[START OF Material shown]

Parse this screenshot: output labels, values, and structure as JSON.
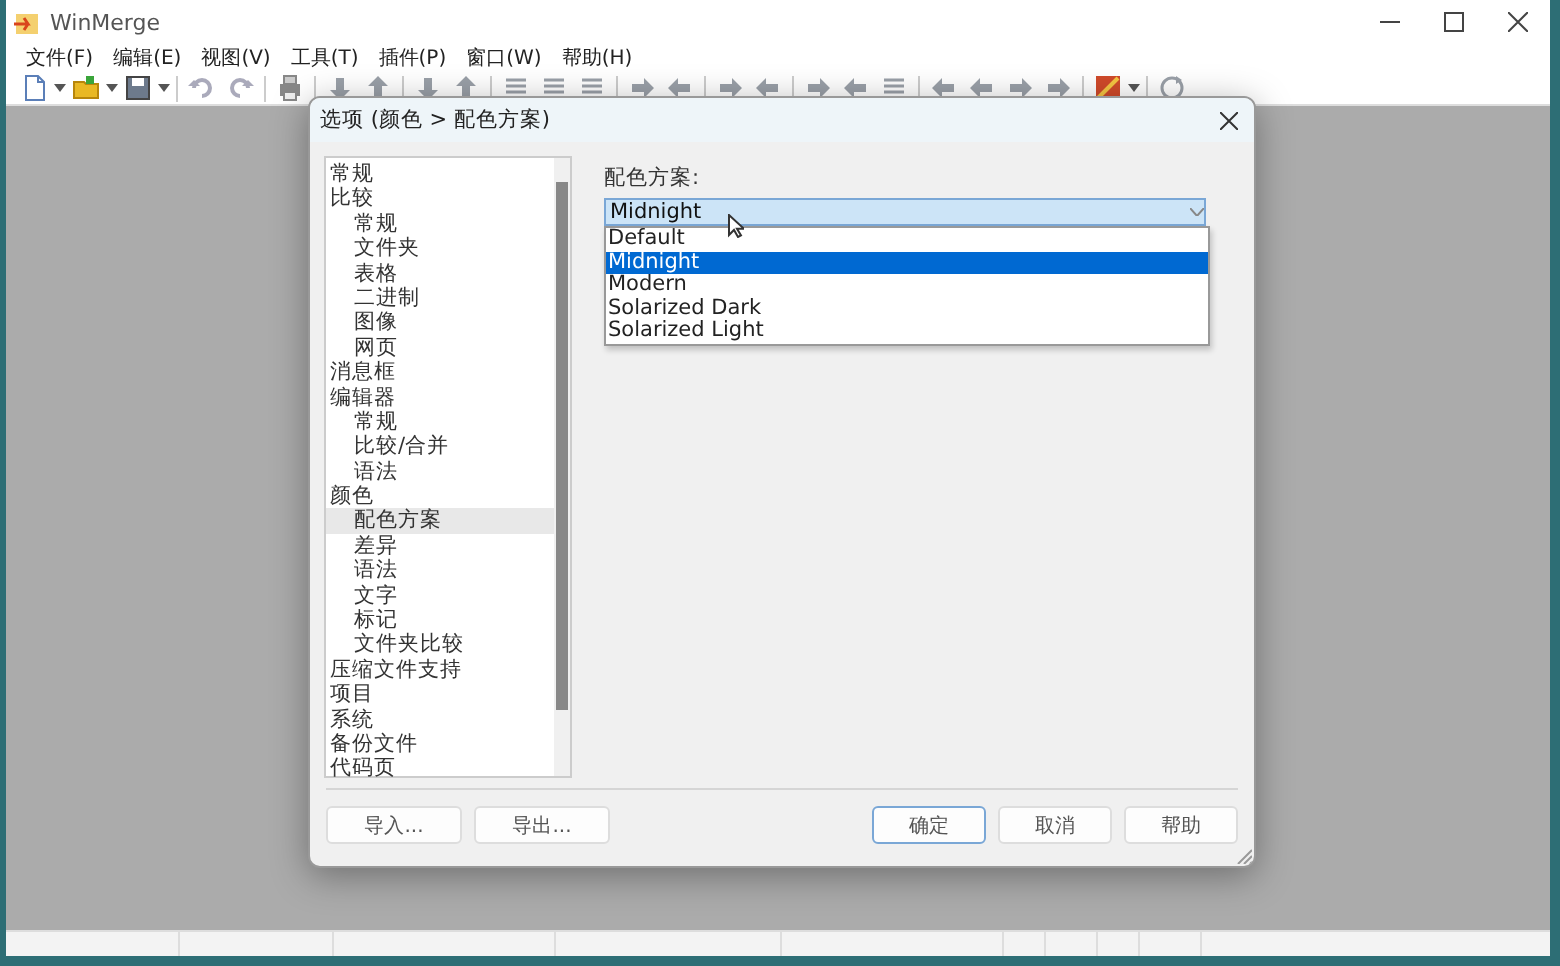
{
  "window": {
    "title": "WinMerge"
  },
  "menu": [
    {
      "label": "文件(F)"
    },
    {
      "label": "编辑(E)"
    },
    {
      "label": "视图(V)"
    },
    {
      "label": "工具(T)"
    },
    {
      "label": "插件(P)"
    },
    {
      "label": "窗口(W)"
    },
    {
      "label": "帮助(H)"
    }
  ],
  "dialog": {
    "title": "选项 (颜色 > 配色方案)",
    "tree": [
      {
        "label": "常规",
        "selected": false
      },
      {
        "label": "比较",
        "selected": false,
        "children": [
          {
            "label": "常规",
            "selected": false
          },
          {
            "label": "文件夹",
            "selected": false
          },
          {
            "label": "表格",
            "selected": false
          },
          {
            "label": "二进制",
            "selected": false
          },
          {
            "label": "图像",
            "selected": false
          },
          {
            "label": "网页",
            "selected": false
          }
        ]
      },
      {
        "label": "消息框",
        "selected": false
      },
      {
        "label": "编辑器",
        "selected": false,
        "children": [
          {
            "label": "常规",
            "selected": false
          },
          {
            "label": "比较/合并",
            "selected": false
          },
          {
            "label": "语法",
            "selected": false
          }
        ]
      },
      {
        "label": "颜色",
        "selected": false,
        "children": [
          {
            "label": "配色方案",
            "selected": true
          },
          {
            "label": "差异",
            "selected": false
          },
          {
            "label": "语法",
            "selected": false
          },
          {
            "label": "文字",
            "selected": false
          },
          {
            "label": "标记",
            "selected": false
          },
          {
            "label": "文件夹比较",
            "selected": false
          }
        ]
      },
      {
        "label": "压缩文件支持",
        "selected": false
      },
      {
        "label": "项目",
        "selected": false
      },
      {
        "label": "系统",
        "selected": false
      },
      {
        "label": "备份文件",
        "selected": false
      },
      {
        "label": "代码页",
        "selected": false
      }
    ],
    "color_scheme": {
      "label": "配色方案:",
      "value": "Midnight",
      "expanded": true,
      "options": [
        {
          "label": "Default",
          "selected": false
        },
        {
          "label": "Midnight",
          "selected": true
        },
        {
          "label": "Modern",
          "selected": false
        },
        {
          "label": "Solarized Dark",
          "selected": false
        },
        {
          "label": "Solarized Light",
          "selected": false
        }
      ]
    },
    "left_buttons": [
      {
        "label": "导入...",
        "default": false
      },
      {
        "label": "导出...",
        "default": false
      }
    ],
    "right_buttons": [
      {
        "label": "确定",
        "default": true
      },
      {
        "label": "取消",
        "default": false
      },
      {
        "label": "帮助",
        "default": false
      }
    ]
  }
}
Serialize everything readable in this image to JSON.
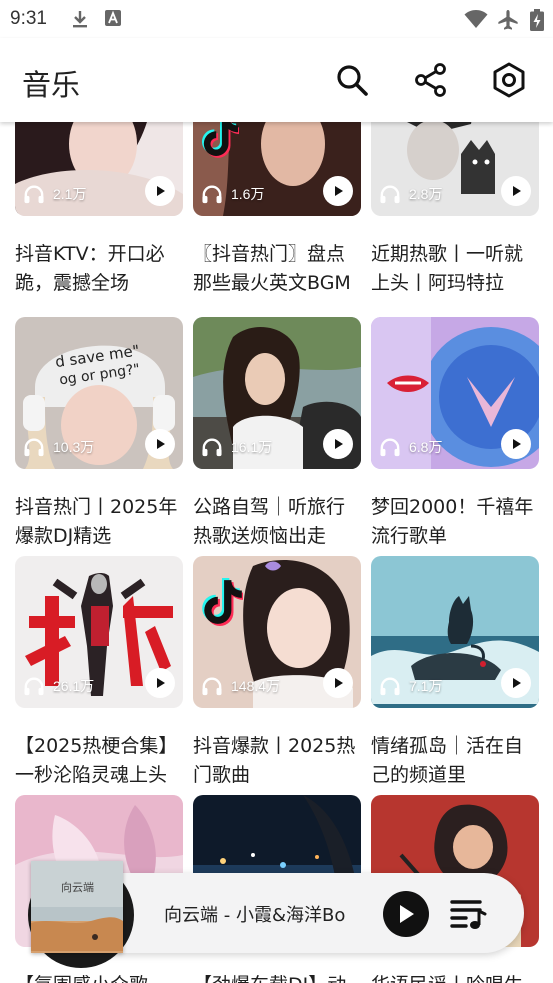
{
  "status_bar": {
    "time": "9:31",
    "left_icons": [
      "download-icon",
      "text-a-icon"
    ],
    "right_icons": [
      "wifi-icon",
      "airplane-icon",
      "battery-charging-icon"
    ]
  },
  "app_bar": {
    "title": "音乐",
    "actions": [
      "search-icon",
      "share-icon",
      "settings-icon"
    ]
  },
  "playlists": [
    {
      "title_line1": "抖音KTV：开口必",
      "title_line2": "跪，震撼全场",
      "plays": "2.1万"
    },
    {
      "title_line1": "〖抖音热门〗盘点",
      "title_line2": "那些最火英文BGM",
      "plays": "1.6万"
    },
    {
      "title_line1": "近期热歌丨一听就",
      "title_line2": "上头丨阿玛特拉",
      "plays": "2.8万"
    },
    {
      "title_line1": "抖音热门丨2025年",
      "title_line2": "爆款DJ精选",
      "plays": "10.3万"
    },
    {
      "title_line1": "公路自驾｜听旅行",
      "title_line2": "热歌送烦恼出走",
      "plays": "16.1万"
    },
    {
      "title_line1": "梦回2000！千禧年",
      "title_line2": "流行歌单",
      "plays": "6.8万"
    },
    {
      "title_line1": "【2025热梗合集】",
      "title_line2": "一秒沦陷灵魂上头",
      "plays": "26.1万"
    },
    {
      "title_line1": "抖音爆款丨2025热",
      "title_line2": "门歌曲",
      "plays": "148.4万"
    },
    {
      "title_line1": "情绪孤岛｜活在自",
      "title_line2": "己的频道里",
      "plays": "7.1万"
    },
    {
      "title_line1": "【氛围感小众歌",
      "title_line2": "",
      "plays": ""
    },
    {
      "title_line1": "【劲爆车载DJ】动",
      "title_line2": "",
      "plays": ""
    },
    {
      "title_line1": "华语民谣丨吟唱生",
      "title_line2": "",
      "plays": ""
    }
  ],
  "player": {
    "song": "向云端 - 小霞&海洋Bo",
    "cover_text": "向云端",
    "controls": [
      "play-icon",
      "playlist-icon"
    ]
  },
  "colors": {
    "accent": "#111111",
    "background": "#ffffff",
    "player_bg": "#f3f3f4"
  }
}
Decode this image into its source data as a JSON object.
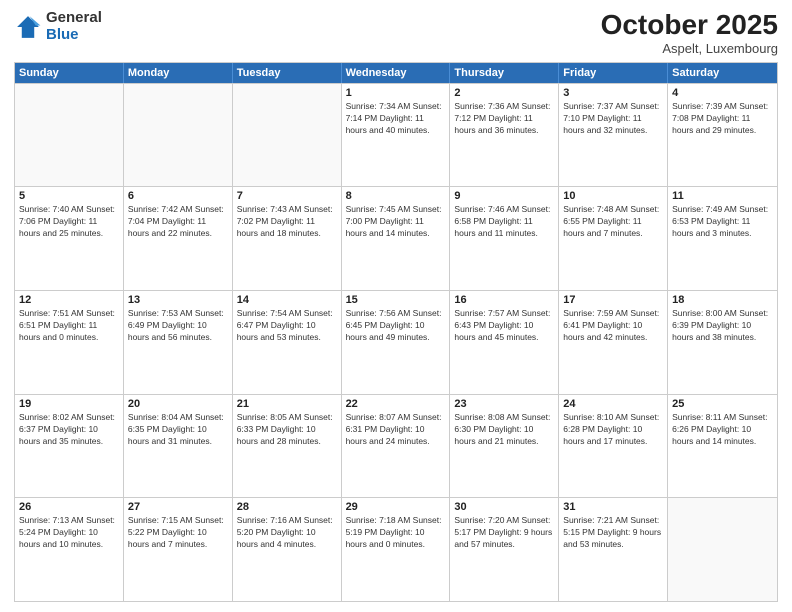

[END OF Material shown]

## [Goal]
Reproduce every line above as written, skipping pictures.

## [The solution]
Parse this screenshot: output labels, values, and structure as JSON.
{
  "window": {
    "title": "WinMerge"
  },
  "menu": [
    {
      "label": "文件(F)"
    },
    {
      "label": "编辑(E)"
    },
    {
      "label": "视图(V)"
    },
    {
      "label": "工具(T)"
    },
    {
      "label": "插件(P)"
    },
    {
      "label": "窗口(W)"
    },
    {
      "label": "帮助(H)"
    }
  ],
  "dialog": {
    "title": "选项 (颜色 > 配色方案)",
    "tree": [
      {
        "label": "常规",
        "selected": false
      },
      {
        "label": "比较",
        "selected": false,
        "children": [
          {
            "label": "常规",
            "selected": false
          },
          {
            "label": "文件夹",
            "selected": false
          },
          {
            "label": "表格",
            "selected": false
          },
          {
            "label": "二进制",
            "selected": false
          },
          {
            "label": "图像",
            "selected": false
          },
          {
            "label": "网页",
            "selected": false
          }
        ]
      },
      {
        "label": "消息框",
        "selected": false
      },
      {
        "label": "编辑器",
        "selected": false,
        "children": [
          {
            "label": "常规",
            "selected": false
          },
          {
            "label": "比较/合并",
            "selected": false
          },
          {
            "label": "语法",
            "selected": false
          }
        ]
      },
      {
        "label": "颜色",
        "selected": false,
        "children": [
          {
            "label": "配色方案",
            "selected": true
          },
          {
            "label": "差异",
            "selected": false
          },
          {
            "label": "语法",
            "selected": false
          },
          {
            "label": "文字",
            "selected": false
          },
          {
            "label": "标记",
            "selected": false
          },
          {
            "label": "文件夹比较",
            "selected": false
          }
        ]
      },
      {
        "label": "压缩文件支持",
        "selected": false
      },
      {
        "label": "项目",
        "selected": false
      },
      {
        "label": "系统",
        "selected": false
      },
      {
        "label": "备份文件",
        "selected": false
      },
      {
        "label": "代码页",
        "selected": false
      }
    ],
    "color_scheme": {
      "label": "配色方案:",
      "value": "Midnight",
      "expanded": true,
      "options": [
        {
          "label": "Default",
          "selected": false
        },
        {
          "label": "Midnight",
          "selected": true
        },
        {
          "label": "Modern",
          "selected": false
        },
        {
          "label": "Solarized Dark",
          "selected": false
        },
        {
          "label": "Solarized Light",
          "selected": false
        }
      ]
    },
    "left_buttons": [
      {
        "label": "导入...",
        "default": false
      },
      {
        "label": "导出...",
        "default": false
      }
    ],
    "right_buttons": [
      {
        "label": "确定",
        "default": true
      },
      {
        "label": "取消",
        "default": false
      },
      {
        "label": "帮助",
        "default": false
      }
    ]
  }
}
Serialize everything readable in this image to JSON.
{
  "status_bar": {
    "time": "9:31",
    "left_icons": [
      "download-icon",
      "text-a-icon"
    ],
    "right_icons": [
      "wifi-icon",
      "airplane-icon",
      "battery-charging-icon"
    ]
  },
  "app_bar": {
    "title": "音乐",
    "actions": [
      "search-icon",
      "share-icon",
      "settings-icon"
    ]
  },
  "playlists": [
    {
      "title_line1": "抖音KTV：开口必",
      "title_line2": "跪，震撼全场",
      "plays": "2.1万"
    },
    {
      "title_line1": "〖抖音热门〗盘点",
      "title_line2": "那些最火英文BGM",
      "plays": "1.6万"
    },
    {
      "title_line1": "近期热歌丨一听就",
      "title_line2": "上头丨阿玛特拉",
      "plays": "2.8万"
    },
    {
      "title_line1": "抖音热门丨2025年",
      "title_line2": "爆款DJ精选",
      "plays": "10.3万"
    },
    {
      "title_line1": "公路自驾｜听旅行",
      "title_line2": "热歌送烦恼出走",
      "plays": "16.1万"
    },
    {
      "title_line1": "梦回2000！千禧年",
      "title_line2": "流行歌单",
      "plays": "6.8万"
    },
    {
      "title_line1": "【2025热梗合集】",
      "title_line2": "一秒沦陷灵魂上头",
      "plays": "26.1万"
    },
    {
      "title_line1": "抖音爆款丨2025热",
      "title_line2": "门歌曲",
      "plays": "148.4万"
    },
    {
      "title_line1": "情绪孤岛｜活在自",
      "title_line2": "己的频道里",
      "plays": "7.1万"
    },
    {
      "title_line1": "【氛围感小众歌",
      "title_line2": "",
      "plays": ""
    },
    {
      "title_line1": "【劲爆车载DJ】动",
      "title_line2": "",
      "plays": ""
    },
    {
      "title_line1": "华语民谣丨吟唱生",
      "title_line2": "",
      "plays": ""
    }
  ],
  "player": {
    "song": "向云端 - 小霞&海洋Bo",
    "cover_text": "向云端",
    "controls": [
      "play-icon",
      "playlist-icon"
    ]
  },
  "colors": {
    "accent": "#111111",
    "background": "#ffffff",
    "player_bg": "#f3f3f4"
  }
}
Decode this image into its source data as a JSON object.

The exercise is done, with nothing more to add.